- [PROVIDED ENTRIES]:
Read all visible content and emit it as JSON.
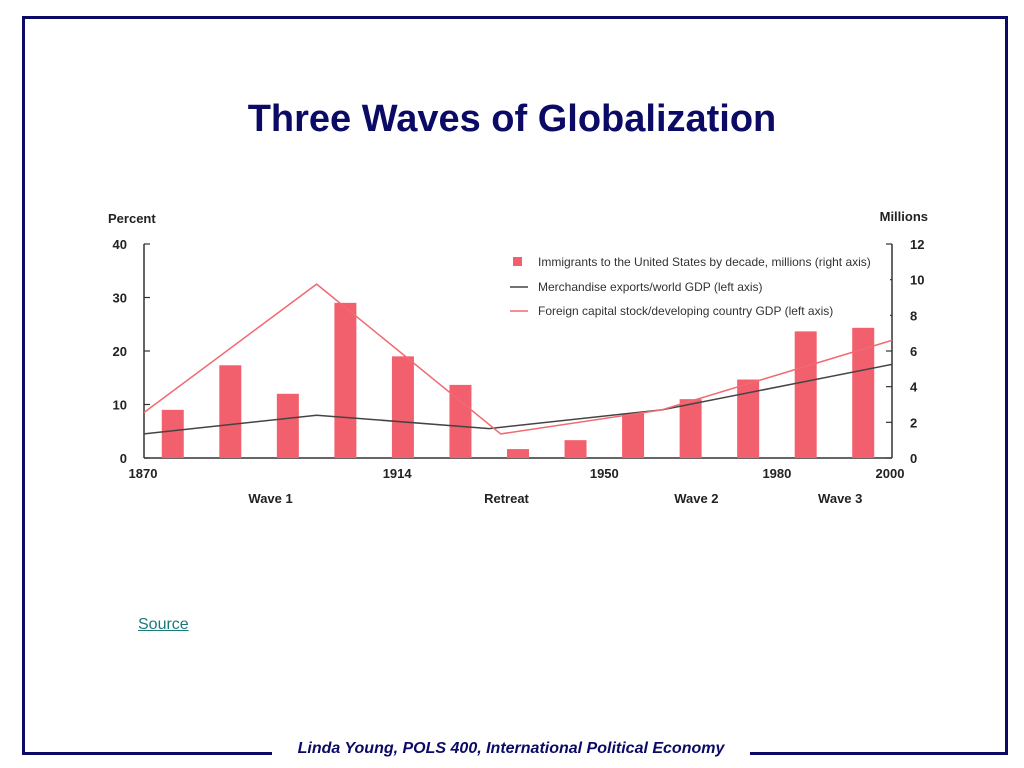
{
  "slide": {
    "title": "Three Waves of Globalization",
    "source_label": "Source",
    "footer": "Linda Young, POLS 400, International Political Economy",
    "border_color": "#0b0b66",
    "title_color": "#0b0b66"
  },
  "chart_data": {
    "type": "bar",
    "left_axis_label": "Percent",
    "right_axis_label": "Millions",
    "left_ylim": [
      0,
      40
    ],
    "left_ticks": [
      "0",
      "10",
      "20",
      "30",
      "40"
    ],
    "right_ylim": [
      0,
      12
    ],
    "right_ticks": [
      "0",
      "2",
      "4",
      "6",
      "8",
      "10",
      "12"
    ],
    "xlim": [
      1870,
      2000
    ],
    "x_tick_labels": [
      {
        "year": 1870,
        "label": "1870"
      },
      {
        "year": 1914,
        "label": "1914"
      },
      {
        "year": 1950,
        "label": "1950"
      },
      {
        "year": 1980,
        "label": "1980"
      },
      {
        "year": 2000,
        "label": "2000"
      }
    ],
    "period_labels": [
      {
        "year": 1892,
        "label": "Wave 1"
      },
      {
        "year": 1933,
        "label": "Retreat"
      },
      {
        "year": 1966,
        "label": "Wave 2"
      },
      {
        "year": 1991,
        "label": "Wave 3"
      }
    ],
    "bar_color": "#f2606e",
    "export_line_color": "#444444",
    "capital_line_color": "#f06a72",
    "series": [
      {
        "name": "Immigrants to the United States by decade, millions (right axis)",
        "axis": "right",
        "kind": "bar",
        "x": [
          1875,
          1885,
          1895,
          1905,
          1915,
          1925,
          1935,
          1945,
          1955,
          1965,
          1975,
          1985,
          1995
        ],
        "values": [
          2.7,
          5.2,
          3.6,
          8.7,
          5.7,
          4.1,
          0.5,
          1.0,
          2.5,
          3.3,
          4.4,
          7.1,
          7.3
        ]
      },
      {
        "name": "Merchandise exports/world GDP (left axis)",
        "axis": "left",
        "kind": "line",
        "x": [
          1870,
          1900,
          1930,
          1960,
          2000
        ],
        "values": [
          4.5,
          8,
          5.5,
          9,
          17.5
        ]
      },
      {
        "name": "Foreign capital stock/developing country GDP  (left axis)",
        "axis": "left",
        "kind": "line",
        "x": [
          1870,
          1900,
          1932,
          1960,
          2000
        ],
        "values": [
          8.5,
          32.5,
          4.5,
          9,
          22
        ]
      }
    ]
  }
}
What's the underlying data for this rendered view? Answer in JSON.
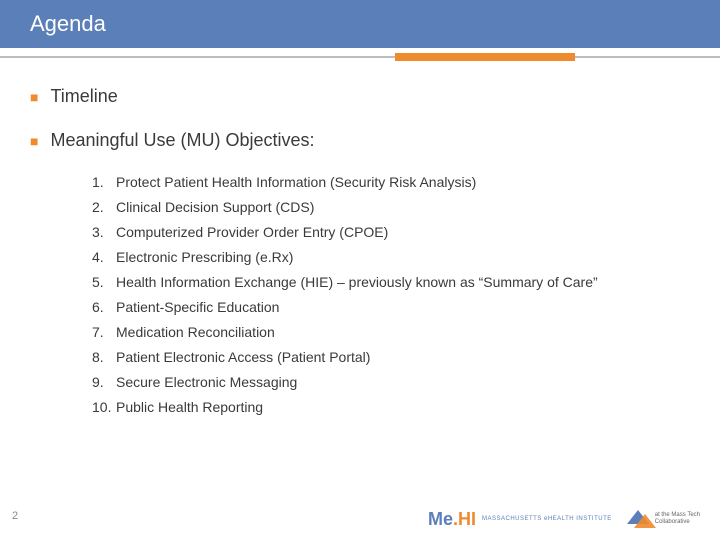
{
  "header": {
    "title": "Agenda"
  },
  "colors": {
    "header_bg": "#5b7fb8",
    "accent_orange": "#ee8b2f",
    "line_grey": "#bdbdbd",
    "text": "#3a3a3a",
    "bg": "#ffffff"
  },
  "bullets": [
    {
      "text": "Timeline"
    },
    {
      "text": "Meaningful Use (MU) Objectives:"
    }
  ],
  "numbered": [
    {
      "n": "1.",
      "text": "Protect Patient Health Information (Security Risk Analysis)"
    },
    {
      "n": "2.",
      "text": "Clinical Decision Support (CDS)"
    },
    {
      "n": "3.",
      "text": "Computerized Provider Order Entry (CPOE)"
    },
    {
      "n": "4.",
      "text": "Electronic Prescribing (e.Rx)"
    },
    {
      "n": "5.",
      "text": "Health Information Exchange (HIE) – previously known as “Summary of Care”"
    },
    {
      "n": "6.",
      "text": "Patient-Specific Education"
    },
    {
      "n": "7.",
      "text": "Medication Reconciliation"
    },
    {
      "n": "8.",
      "text": "Patient Electronic Access (Patient Portal)"
    },
    {
      "n": "9.",
      "text": "Secure Electronic Messaging"
    },
    {
      "n": "10.",
      "text": "Public Health Reporting"
    }
  ],
  "page_number": "2",
  "logos": {
    "mehi": {
      "me": "Me",
      "dot": ".",
      "hi": "HI",
      "sub": "MASSACHUSETTS\neHEALTH INSTITUTE"
    },
    "mtc": {
      "line1": "at the Mass Tech",
      "line2": "Collaborative"
    }
  }
}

- [TASK INSTRUCTIONS]: All of the data needs repeating exactly, but the pictures do not.

- [RESPONSE]:
Read all visible content and emit it as JSON.
{
  "slide": {
    "title": "Three Waves of Globalization",
    "source_label": "Source",
    "footer": "Linda Young, POLS 400, International Political Economy",
    "border_color": "#0b0b66",
    "title_color": "#0b0b66"
  },
  "chart_data": {
    "type": "bar",
    "left_axis_label": "Percent",
    "right_axis_label": "Millions",
    "left_ylim": [
      0,
      40
    ],
    "left_ticks": [
      "0",
      "10",
      "20",
      "30",
      "40"
    ],
    "right_ylim": [
      0,
      12
    ],
    "right_ticks": [
      "0",
      "2",
      "4",
      "6",
      "8",
      "10",
      "12"
    ],
    "xlim": [
      1870,
      2000
    ],
    "x_tick_labels": [
      {
        "year": 1870,
        "label": "1870"
      },
      {
        "year": 1914,
        "label": "1914"
      },
      {
        "year": 1950,
        "label": "1950"
      },
      {
        "year": 1980,
        "label": "1980"
      },
      {
        "year": 2000,
        "label": "2000"
      }
    ],
    "period_labels": [
      {
        "year": 1892,
        "label": "Wave 1"
      },
      {
        "year": 1933,
        "label": "Retreat"
      },
      {
        "year": 1966,
        "label": "Wave 2"
      },
      {
        "year": 1991,
        "label": "Wave 3"
      }
    ],
    "bar_color": "#f2606e",
    "export_line_color": "#444444",
    "capital_line_color": "#f06a72",
    "series": [
      {
        "name": "Immigrants to the United States by decade, millions (right axis)",
        "axis": "right",
        "kind": "bar",
        "x": [
          1875,
          1885,
          1895,
          1905,
          1915,
          1925,
          1935,
          1945,
          1955,
          1965,
          1975,
          1985,
          1995
        ],
        "values": [
          2.7,
          5.2,
          3.6,
          8.7,
          5.7,
          4.1,
          0.5,
          1.0,
          2.5,
          3.3,
          4.4,
          7.1,
          7.3
        ]
      },
      {
        "name": "Merchandise exports/world GDP (left axis)",
        "axis": "left",
        "kind": "line",
        "x": [
          1870,
          1900,
          1930,
          1960,
          2000
        ],
        "values": [
          4.5,
          8,
          5.5,
          9,
          17.5
        ]
      },
      {
        "name": "Foreign capital stock/developing country GDP  (left axis)",
        "axis": "left",
        "kind": "line",
        "x": [
          1870,
          1900,
          1932,
          1960,
          2000
        ],
        "values": [
          8.5,
          32.5,
          4.5,
          9,
          22
        ]
      }
    ]
  }
}
What's the underlying data for this rendered view? Answer in JSON.
{
  "header": {
    "title": "Agenda"
  },
  "colors": {
    "header_bg": "#5b7fb8",
    "accent_orange": "#ee8b2f",
    "line_grey": "#bdbdbd",
    "text": "#3a3a3a",
    "bg": "#ffffff"
  },
  "bullets": [
    {
      "text": "Timeline"
    },
    {
      "text": "Meaningful Use (MU) Objectives:"
    }
  ],
  "numbered": [
    {
      "n": "1.",
      "text": "Protect Patient Health Information (Security Risk Analysis)"
    },
    {
      "n": "2.",
      "text": "Clinical Decision Support (CDS)"
    },
    {
      "n": "3.",
      "text": "Computerized Provider Order Entry (CPOE)"
    },
    {
      "n": "4.",
      "text": "Electronic Prescribing (e.Rx)"
    },
    {
      "n": "5.",
      "text": "Health Information Exchange (HIE) – previously known as “Summary of Care”"
    },
    {
      "n": "6.",
      "text": "Patient-Specific Education"
    },
    {
      "n": "7.",
      "text": "Medication Reconciliation"
    },
    {
      "n": "8.",
      "text": "Patient Electronic Access (Patient Portal)"
    },
    {
      "n": "9.",
      "text": "Secure Electronic Messaging"
    },
    {
      "n": "10.",
      "text": "Public Health Reporting"
    }
  ],
  "page_number": "2",
  "logos": {
    "mehi": {
      "me": "Me",
      "dot": ".",
      "hi": "HI",
      "sub": "MASSACHUSETTS\neHEALTH INSTITUTE"
    },
    "mtc": {
      "line1": "at the Mass Tech",
      "line2": "Collaborative"
    }
  }
}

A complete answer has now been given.